**GIVEN RECORDS**

——

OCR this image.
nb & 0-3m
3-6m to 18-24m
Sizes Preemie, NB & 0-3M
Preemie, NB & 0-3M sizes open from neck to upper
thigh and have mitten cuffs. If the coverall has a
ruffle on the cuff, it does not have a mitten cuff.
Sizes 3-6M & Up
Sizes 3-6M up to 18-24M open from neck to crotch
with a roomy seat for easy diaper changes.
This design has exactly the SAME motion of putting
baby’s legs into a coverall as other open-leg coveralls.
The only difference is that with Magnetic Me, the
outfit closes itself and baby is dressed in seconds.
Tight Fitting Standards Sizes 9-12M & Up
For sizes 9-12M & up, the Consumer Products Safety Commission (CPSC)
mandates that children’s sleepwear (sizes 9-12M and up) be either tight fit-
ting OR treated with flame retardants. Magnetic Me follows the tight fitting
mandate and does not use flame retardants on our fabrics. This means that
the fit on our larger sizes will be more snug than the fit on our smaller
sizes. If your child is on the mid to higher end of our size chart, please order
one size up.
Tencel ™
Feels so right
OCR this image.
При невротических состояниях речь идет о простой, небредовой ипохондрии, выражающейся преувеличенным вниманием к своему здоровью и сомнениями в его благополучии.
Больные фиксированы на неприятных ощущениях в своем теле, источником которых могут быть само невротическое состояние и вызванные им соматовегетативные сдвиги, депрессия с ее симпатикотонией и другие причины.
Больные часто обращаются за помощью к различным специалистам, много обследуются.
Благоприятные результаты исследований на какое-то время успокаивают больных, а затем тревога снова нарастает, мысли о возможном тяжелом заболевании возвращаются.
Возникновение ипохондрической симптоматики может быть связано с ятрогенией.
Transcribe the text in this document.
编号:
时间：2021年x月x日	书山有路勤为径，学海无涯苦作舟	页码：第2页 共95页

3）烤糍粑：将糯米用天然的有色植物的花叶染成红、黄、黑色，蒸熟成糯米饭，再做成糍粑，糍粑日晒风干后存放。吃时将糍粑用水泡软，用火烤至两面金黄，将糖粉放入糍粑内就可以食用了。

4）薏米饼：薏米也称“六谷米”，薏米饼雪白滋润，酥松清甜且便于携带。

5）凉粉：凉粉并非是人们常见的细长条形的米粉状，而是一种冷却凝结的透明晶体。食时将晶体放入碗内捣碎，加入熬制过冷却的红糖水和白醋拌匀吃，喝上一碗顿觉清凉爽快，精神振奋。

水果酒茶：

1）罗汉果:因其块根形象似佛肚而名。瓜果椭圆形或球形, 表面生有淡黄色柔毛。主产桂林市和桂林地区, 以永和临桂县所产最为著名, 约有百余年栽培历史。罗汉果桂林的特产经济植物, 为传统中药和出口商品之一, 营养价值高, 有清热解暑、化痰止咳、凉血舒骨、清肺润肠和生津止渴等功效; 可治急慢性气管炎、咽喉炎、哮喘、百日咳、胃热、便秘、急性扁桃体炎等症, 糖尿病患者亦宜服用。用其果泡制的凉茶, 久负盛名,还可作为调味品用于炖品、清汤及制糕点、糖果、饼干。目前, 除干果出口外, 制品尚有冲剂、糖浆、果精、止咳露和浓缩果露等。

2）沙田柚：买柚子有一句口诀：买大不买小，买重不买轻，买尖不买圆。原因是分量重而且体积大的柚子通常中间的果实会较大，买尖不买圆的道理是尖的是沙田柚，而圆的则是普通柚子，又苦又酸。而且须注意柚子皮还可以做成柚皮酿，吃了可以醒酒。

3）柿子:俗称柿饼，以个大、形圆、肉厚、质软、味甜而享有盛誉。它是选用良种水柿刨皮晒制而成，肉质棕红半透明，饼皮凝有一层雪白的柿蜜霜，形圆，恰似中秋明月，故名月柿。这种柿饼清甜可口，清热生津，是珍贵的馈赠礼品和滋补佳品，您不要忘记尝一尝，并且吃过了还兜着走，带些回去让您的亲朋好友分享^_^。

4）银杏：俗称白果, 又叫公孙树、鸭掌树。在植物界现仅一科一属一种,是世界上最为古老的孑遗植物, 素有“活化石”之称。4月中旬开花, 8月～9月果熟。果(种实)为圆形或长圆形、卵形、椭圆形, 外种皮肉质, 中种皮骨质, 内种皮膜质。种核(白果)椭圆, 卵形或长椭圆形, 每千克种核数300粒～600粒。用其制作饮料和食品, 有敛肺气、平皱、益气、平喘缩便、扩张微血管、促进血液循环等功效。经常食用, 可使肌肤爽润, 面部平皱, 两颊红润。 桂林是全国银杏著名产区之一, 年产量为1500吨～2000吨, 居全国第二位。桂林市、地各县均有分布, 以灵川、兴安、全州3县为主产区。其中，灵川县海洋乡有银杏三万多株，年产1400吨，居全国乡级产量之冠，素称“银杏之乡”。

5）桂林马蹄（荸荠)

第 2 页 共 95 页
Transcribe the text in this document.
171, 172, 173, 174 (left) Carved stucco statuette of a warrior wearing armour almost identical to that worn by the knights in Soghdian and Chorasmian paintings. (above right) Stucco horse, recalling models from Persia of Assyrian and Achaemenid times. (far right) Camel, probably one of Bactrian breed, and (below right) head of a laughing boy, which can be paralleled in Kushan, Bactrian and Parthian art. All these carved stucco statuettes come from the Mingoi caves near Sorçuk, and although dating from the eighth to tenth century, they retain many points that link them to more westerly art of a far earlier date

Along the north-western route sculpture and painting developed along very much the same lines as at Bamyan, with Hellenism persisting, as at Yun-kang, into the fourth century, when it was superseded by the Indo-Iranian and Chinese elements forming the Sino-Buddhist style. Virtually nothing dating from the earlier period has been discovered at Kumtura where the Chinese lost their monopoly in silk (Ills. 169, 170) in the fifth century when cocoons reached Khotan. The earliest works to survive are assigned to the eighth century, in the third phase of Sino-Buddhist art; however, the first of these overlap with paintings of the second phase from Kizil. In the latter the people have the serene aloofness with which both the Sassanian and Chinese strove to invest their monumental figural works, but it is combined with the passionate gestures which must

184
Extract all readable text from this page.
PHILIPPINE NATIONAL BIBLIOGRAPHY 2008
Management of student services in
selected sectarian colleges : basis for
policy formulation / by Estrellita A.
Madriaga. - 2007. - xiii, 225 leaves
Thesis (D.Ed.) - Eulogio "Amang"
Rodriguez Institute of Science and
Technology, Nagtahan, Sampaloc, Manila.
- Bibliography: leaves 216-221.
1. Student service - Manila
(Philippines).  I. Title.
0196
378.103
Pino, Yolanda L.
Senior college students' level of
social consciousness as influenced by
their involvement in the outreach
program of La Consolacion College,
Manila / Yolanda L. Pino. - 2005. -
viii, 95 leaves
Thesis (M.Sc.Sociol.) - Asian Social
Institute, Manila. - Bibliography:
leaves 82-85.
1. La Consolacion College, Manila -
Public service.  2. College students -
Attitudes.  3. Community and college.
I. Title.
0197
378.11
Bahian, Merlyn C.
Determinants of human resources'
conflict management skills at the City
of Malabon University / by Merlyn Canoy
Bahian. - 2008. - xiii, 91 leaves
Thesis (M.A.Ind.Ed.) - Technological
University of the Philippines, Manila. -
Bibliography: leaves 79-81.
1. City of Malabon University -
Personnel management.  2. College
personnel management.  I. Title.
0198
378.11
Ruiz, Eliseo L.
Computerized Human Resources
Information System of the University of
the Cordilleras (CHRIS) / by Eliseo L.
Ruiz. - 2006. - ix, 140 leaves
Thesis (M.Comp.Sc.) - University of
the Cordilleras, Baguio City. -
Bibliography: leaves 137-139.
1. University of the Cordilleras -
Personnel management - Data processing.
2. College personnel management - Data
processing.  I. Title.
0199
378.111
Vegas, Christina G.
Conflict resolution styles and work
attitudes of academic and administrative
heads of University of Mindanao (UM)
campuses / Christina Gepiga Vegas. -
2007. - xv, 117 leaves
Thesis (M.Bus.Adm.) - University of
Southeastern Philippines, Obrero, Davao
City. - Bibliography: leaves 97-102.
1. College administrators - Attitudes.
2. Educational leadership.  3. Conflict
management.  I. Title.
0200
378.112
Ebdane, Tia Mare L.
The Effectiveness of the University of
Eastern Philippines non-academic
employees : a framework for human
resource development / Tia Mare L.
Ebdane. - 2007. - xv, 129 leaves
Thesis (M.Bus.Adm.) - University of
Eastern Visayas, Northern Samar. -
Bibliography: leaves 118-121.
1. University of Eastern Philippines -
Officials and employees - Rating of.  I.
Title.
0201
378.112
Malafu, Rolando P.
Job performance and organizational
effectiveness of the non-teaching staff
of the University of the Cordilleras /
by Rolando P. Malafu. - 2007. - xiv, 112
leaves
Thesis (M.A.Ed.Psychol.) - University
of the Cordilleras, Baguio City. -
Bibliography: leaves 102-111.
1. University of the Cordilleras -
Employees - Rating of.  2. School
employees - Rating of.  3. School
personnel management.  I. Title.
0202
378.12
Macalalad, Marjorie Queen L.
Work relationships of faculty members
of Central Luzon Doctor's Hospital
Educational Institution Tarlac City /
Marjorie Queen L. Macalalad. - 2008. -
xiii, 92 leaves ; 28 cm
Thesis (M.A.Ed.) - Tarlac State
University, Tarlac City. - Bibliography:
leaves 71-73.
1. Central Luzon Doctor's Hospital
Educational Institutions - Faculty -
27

——

**PROBLEM REQUIREMENTS**
Scan the entries above. Copy each line that has the string "Bahian".

**WRITTEN ANSWER**
Bahian, Merlyn C.
Bahian. - 2008. - xiii, 91 leaves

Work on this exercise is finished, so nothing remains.